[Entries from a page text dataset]
○ ○ ○
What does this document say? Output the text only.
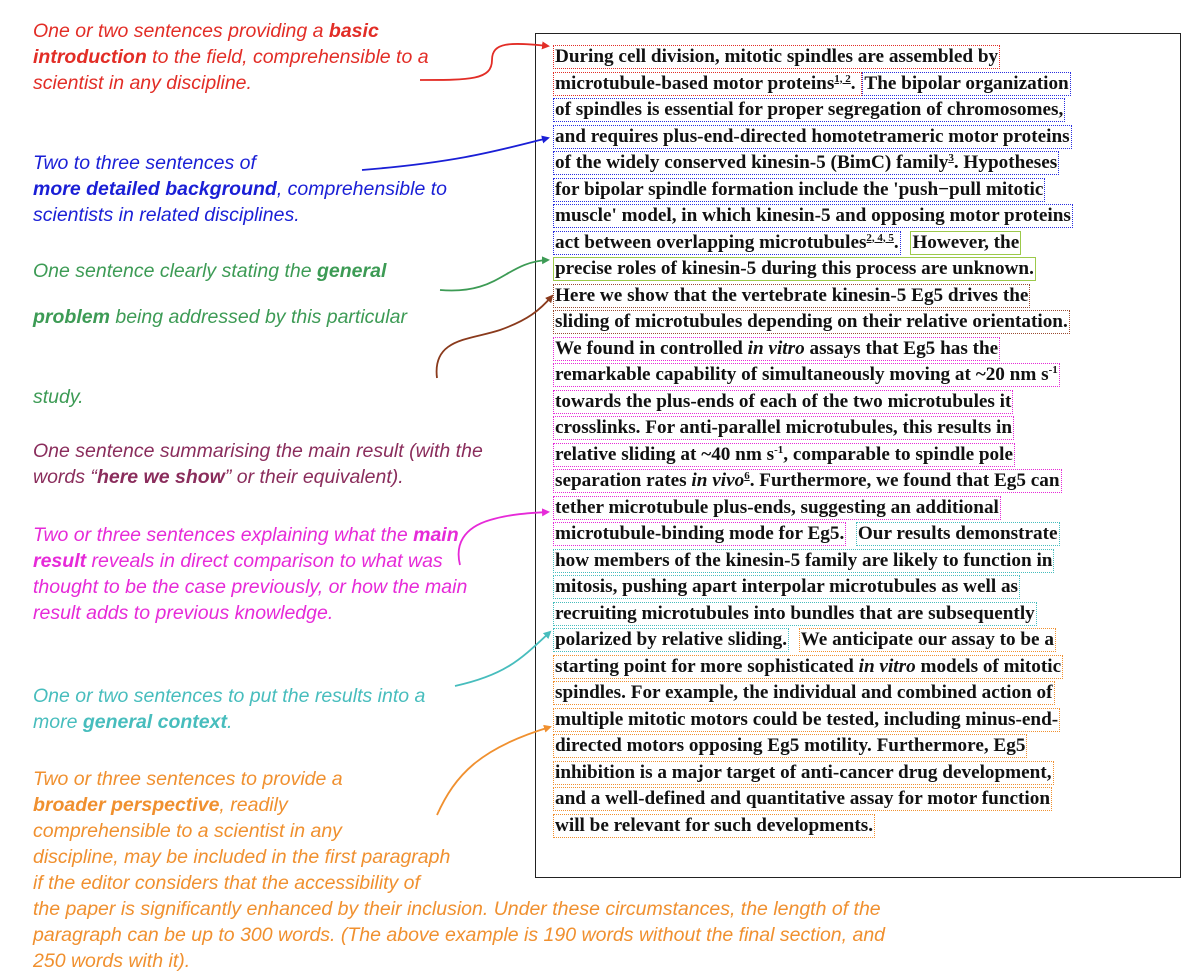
One or two sentences providing a basic introduction to the field, comprehensible to a scientist in any discipline.

Two to three sentences of
more detailed background, comprehensible to scientists in related disciplines.

One sentence clearly stating the general

problem being addressed by this particular

study.

One sentence summarising the main result (with the words “here we show” or their equivalent).

Two or three sentences explaining what the main result reveals in direct comparison to what was thought to be the case previously, or how the main result adds to previous knowledge.

One or two sentences to put the results into a more general context.

Two or three sentences to provide a
broader perspective, readily
comprehensible to a scientist in any
discipline, may be included in the first paragraph
if the editor considers that the accessibility of
the paper is significantly enhanced by their inclusion. Under these circumstances, the length of the
paragraph can be up to 300 words. (The above example is 190 words without the final section, and
250 words with it).

During cell division, mitotic spindles are assembled by

microtubule-based motor proteins$^{1, 2}$. The bipolar organization

of spindles is essential for proper segregation of chromosomes,

and requires plus-end-directed homotetrameric motor proteins

of the widely conserved kinesin-5 (BimC) family$^3$. Hypotheses

for bipolar spindle formation include the 'push−pull mitotic

muscle' model, in which kinesin-5 and opposing motor proteins

act between overlapping microtubules$^{2, 4, 5}$. However, the

precise roles of kinesin-5 during this process are unknown.

Here we show that the vertebrate kinesin-5 Eg5 drives the

sliding of microtubules depending on their relative orientation.

We found in controlled in vitro assays that Eg5 has the

remarkable capability of simultaneously moving at ~20 nm $s^{-1}$

towards the plus-ends of each of the two microtubules it

crosslinks. For anti-parallel microtubules, this results in

relative sliding at ~40 nm $s^{-1}$, comparable to spindle pole

separation rates in vivo$^6$. Furthermore, we found that Eg5 can

tether microtubule plus-ends, suggesting an additional

microtubule-binding mode for Eg5. Our results demonstrate

how members of the kinesin-5 family are likely to function in

mitosis, pushing apart interpolar microtubules as well as

recruiting microtubules into bundles that are subsequently

polarized by relative sliding. We anticipate our assay to be a

starting point for more sophisticated in vitro models of mitotic

spindles. For example, the individual and combined action of

multiple mitotic motors could be tested, including minus-end-

directed motors opposing Eg5 motility. Furthermore, Eg5

inhibition is a major target of anti-cancer drug development,

and a well-defined and quantitative assay for motor function

will be relevant for such developments.
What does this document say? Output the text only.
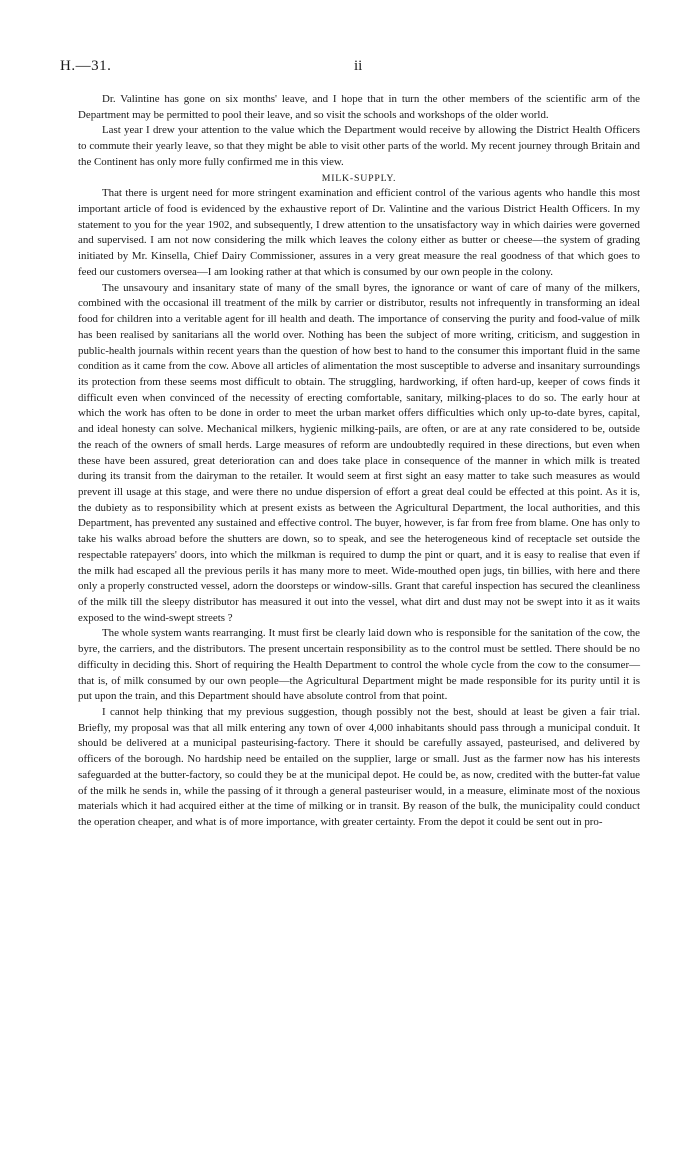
H.—31.	ii

Dr. Valintine has gone on six months' leave, and I hope that in turn the other members of the scientific arm of the Department may be permitted to pool their leave, and so visit the schools and workshops of the older world.

Last year I drew your attention to the value which the Department would receive by allowing the District Health Officers to commute their yearly leave, so that they might be able to visit other parts of the world. My recent journey through Britain and the Continent has only more fully confirmed me in this view.

MILK-SUPPLY.

That there is urgent need for more stringent examination and efficient control of the various agents who handle this most important article of food is evidenced by the exhaustive report of Dr. Valintine and the various District Health Officers. In my statement to you for the year 1902, and subsequently, I drew attention to the unsatisfactory way in which dairies were governed and supervised. I am not now considering the milk which leaves the colony either as butter or cheese—the system of grading initiated by Mr. Kinsella, Chief Dairy Commissioner, assures in a very great measure the real goodness of that which goes to feed our customers oversea—I am looking rather at that which is consumed by our own people in the colony.

The unsavoury and insanitary state of many of the small byres, the ignorance or want of care of many of the milkers, combined with the occasional ill treatment of the milk by carrier or distributor, results not infrequently in transforming an ideal food for children into a veritable agent for ill health and death. The importance of conserving the purity and food-value of milk has been realised by sanitarians all the world over. Nothing has been the subject of more writing, criticism, and suggestion in public-health journals within recent years than the question of how best to hand to the consumer this important fluid in the same condition as it came from the cow. Above all articles of alimentation the most susceptible to adverse and insanitary surroundings its protection from these seems most difficult to obtain. The struggling, hardworking, if often hard-up, keeper of cows finds it difficult even when convinced of the necessity of erecting comfortable, sanitary, milking-places to do so. The early hour at which the work has often to be done in order to meet the urban market offers difficulties which only up-to-date byres, capital, and ideal honesty can solve. Mechanical milkers, hygienic milking-pails, are often, or are at any rate considered to be, outside the reach of the owners of small herds. Large measures of reform are undoubtedly required in these directions, but even when these have been assured, great deterioration can and does take place in consequence of the manner in which milk is treated during its transit from the dairyman to the retailer. It would seem at first sight an easy matter to take such measures as would prevent ill usage at this stage, and were there no undue dispersion of effort a great deal could be effected at this point. As it is, the dubiety as to responsibility which at present exists as between the Agricultural Department, the local authorities, and this Department, has prevented any sustained and effective control. The buyer, however, is far from free from blame. One has only to take his walks abroad before the shutters are down, so to speak, and see the heterogeneous kind of receptacle set outside the respectable ratepayers' doors, into which the milkman is required to dump the pint or quart, and it is easy to realise that even if the milk had escaped all the previous perils it has many more to meet. Wide-mouthed open jugs, tin billies, with here and there only a properly constructed vessel, adorn the doorsteps or window-sills. Grant that careful inspection has secured the cleanliness of the milk till the sleepy distributor has measured it out into the vessel, what dirt and dust may not be swept into it as it waits exposed to the wind-swept streets ?

The whole system wants rearranging. It must first be clearly laid down who is responsible for the sanitation of the cow, the byre, the carriers, and the distributors. The present uncertain responsibility as to the control must be settled. There should be no difficulty in deciding this. Short of requiring the Health Department to control the whole cycle from the cow to the consumer—that is, of milk consumed by our own people—the Agricultural Department might be made responsible for its purity until it is put upon the train, and this Department should have absolute control from that point.

I cannot help thinking that my previous suggestion, though possibly not the best, should at least be given a fair trial. Briefly, my proposal was that all milk entering any town of over 4,000 inhabitants should pass through a municipal conduit. It should be delivered at a municipal pasteurising-factory. There it should be carefully assayed, pasteurised, and delivered by officers of the borough. No hardship need be entailed on the supplier, large or small. Just as the farmer now has his interests safeguarded at the butter-factory, so could they be at the municipal depot. He could be, as now, credited with the butter-fat value of the milk he sends in, while the passing of it through a general pasteuriser would, in a measure, eliminate most of the noxious materials which it had acquired either at the time of milking or in transit. By reason of the bulk, the municipality could conduct the operation cheaper, and what is of more importance, with greater certainty. From the depot it could be sent out in pro-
○ ○ ○
YOUR GOAL:
Print all of the data exactly, and do not carry over any pictures.

TASK ANSWER:
What does this document say? Output the text only.
One or two sentences providing a basic introduction to the field, comprehensible to a scientist in any discipline.

Two to three sentences of
more detailed background, comprehensible to scientists in related disciplines.

One sentence clearly stating the general

problem being addressed by this particular

study.

One sentence summarising the main result (with the words “here we show” or their equivalent).

Two or three sentences explaining what the main result reveals in direct comparison to what was thought to be the case previously, or how the main result adds to previous knowledge.

One or two sentences to put the results into a more general context.

Two or three sentences to provide a
broader perspective, readily
comprehensible to a scientist in any
discipline, may be included in the first paragraph
if the editor considers that the accessibility of
the paper is significantly enhanced by their inclusion. Under these circumstances, the length of the
paragraph can be up to 300 words. (The above example is 190 words without the final section, and
250 words with it).

During cell division, mitotic spindles are assembled by

microtubule-based motor proteins$^{1, 2}$. The bipolar organization

of spindles is essential for proper segregation of chromosomes,

and requires plus-end-directed homotetrameric motor proteins

of the widely conserved kinesin-5 (BimC) family$^3$. Hypotheses

for bipolar spindle formation include the 'push−pull mitotic

muscle' model, in which kinesin-5 and opposing motor proteins

act between overlapping microtubules$^{2, 4, 5}$. However, the

precise roles of kinesin-5 during this process are unknown.

Here we show that the vertebrate kinesin-5 Eg5 drives the

sliding of microtubules depending on their relative orientation.

We found in controlled in vitro assays that Eg5 has the

remarkable capability of simultaneously moving at ~20 nm $s^{-1}$

towards the plus-ends of each of the two microtubules it

crosslinks. For anti-parallel microtubules, this results in

relative sliding at ~40 nm $s^{-1}$, comparable to spindle pole

separation rates in vivo$^6$. Furthermore, we found that Eg5 can

tether microtubule plus-ends, suggesting an additional

microtubule-binding mode for Eg5. Our results demonstrate

how members of the kinesin-5 family are likely to function in

mitosis, pushing apart interpolar microtubules as well as

recruiting microtubules into bundles that are subsequently

polarized by relative sliding. We anticipate our assay to be a

starting point for more sophisticated in vitro models of mitotic

spindles. For example, the individual and combined action of

multiple mitotic motors could be tested, including minus-end-

directed motors opposing Eg5 motility. Furthermore, Eg5

inhibition is a major target of anti-cancer drug development,

and a well-defined and quantitative assay for motor function

will be relevant for such developments.
What does this document say? Output the text only.
H.—31.	ii

Dr. Valintine has gone on six months' leave, and I hope that in turn the other members of the scientific arm of the Department may be permitted to pool their leave, and so visit the schools and workshops of the older world.

Last year I drew your attention to the value which the Department would receive by allowing the District Health Officers to commute their yearly leave, so that they might be able to visit other parts of the world. My recent journey through Britain and the Continent has only more fully confirmed me in this view.

MILK-SUPPLY.

That there is urgent need for more stringent examination and efficient control of the various agents who handle this most important article of food is evidenced by the exhaustive report of Dr. Valintine and the various District Health Officers. In my statement to you for the year 1902, and subsequently, I drew attention to the unsatisfactory way in which dairies were governed and supervised. I am not now considering the milk which leaves the colony either as butter or cheese—the system of grading initiated by Mr. Kinsella, Chief Dairy Commissioner, assures in a very great measure the real goodness of that which goes to feed our customers oversea—I am looking rather at that which is consumed by our own people in the colony.

The unsavoury and insanitary state of many of the small byres, the ignorance or want of care of many of the milkers, combined with the occasional ill treatment of the milk by carrier or distributor, results not infrequently in transforming an ideal food for children into a veritable agent for ill health and death. The importance of conserving the purity and food-value of milk has been realised by sanitarians all the world over. Nothing has been the subject of more writing, criticism, and suggestion in public-health journals within recent years than the question of how best to hand to the consumer this important fluid in the same condition as it came from the cow. Above all articles of alimentation the most susceptible to adverse and insanitary surroundings its protection from these seems most difficult to obtain. The struggling, hardworking, if often hard-up, keeper of cows finds it difficult even when convinced of the necessity of erecting comfortable, sanitary, milking-places to do so. The early hour at which the work has often to be done in order to meet the urban market offers difficulties which only up-to-date byres, capital, and ideal honesty can solve. Mechanical milkers, hygienic milking-pails, are often, or are at any rate considered to be, outside the reach of the owners of small herds. Large measures of reform are undoubtedly required in these directions, but even when these have been assured, great deterioration can and does take place in consequence of the manner in which milk is treated during its transit from the dairyman to the retailer. It would seem at first sight an easy matter to take such measures as would prevent ill usage at this stage, and were there no undue dispersion of effort a great deal could be effected at this point. As it is, the dubiety as to responsibility which at present exists as between the Agricultural Department, the local authorities, and this Department, has prevented any sustained and effective control. The buyer, however, is far from free from blame. One has only to take his walks abroad before the shutters are down, so to speak, and see the heterogeneous kind of receptacle set outside the respectable ratepayers' doors, into which the milkman is required to dump the pint or quart, and it is easy to realise that even if the milk had escaped all the previous perils it has many more to meet. Wide-mouthed open jugs, tin billies, with here and there only a properly constructed vessel, adorn the doorsteps or window-sills. Grant that careful inspection has secured the cleanliness of the milk till the sleepy distributor has measured it out into the vessel, what dirt and dust may not be swept into it as it waits exposed to the wind-swept streets ?

The whole system wants rearranging. It must first be clearly laid down who is responsible for the sanitation of the cow, the byre, the carriers, and the distributors. The present uncertain responsibility as to the control must be settled. There should be no difficulty in deciding this. Short of requiring the Health Department to control the whole cycle from the cow to the consumer—that is, of milk consumed by our own people—the Agricultural Department might be made responsible for its purity until it is put upon the train, and this Department should have absolute control from that point.

I cannot help thinking that my previous suggestion, though possibly not the best, should at least be given a fair trial. Briefly, my proposal was that all milk entering any town of over 4,000 inhabitants should pass through a municipal conduit. It should be delivered at a municipal pasteurising-factory. There it should be carefully assayed, pasteurised, and delivered by officers of the borough. No hardship need be entailed on the supplier, large or small. Just as the farmer now has his interests safeguarded at the butter-factory, so could they be at the municipal depot. He could be, as now, credited with the butter-fat value of the milk he sends in, while the passing of it through a general pasteuriser would, in a measure, eliminate most of the noxious materials which it had acquired either at the time of milking or in transit. By reason of the bulk, the municipality could conduct the operation cheaper, and what is of more importance, with greater certainty. From the depot it could be sent out in pro-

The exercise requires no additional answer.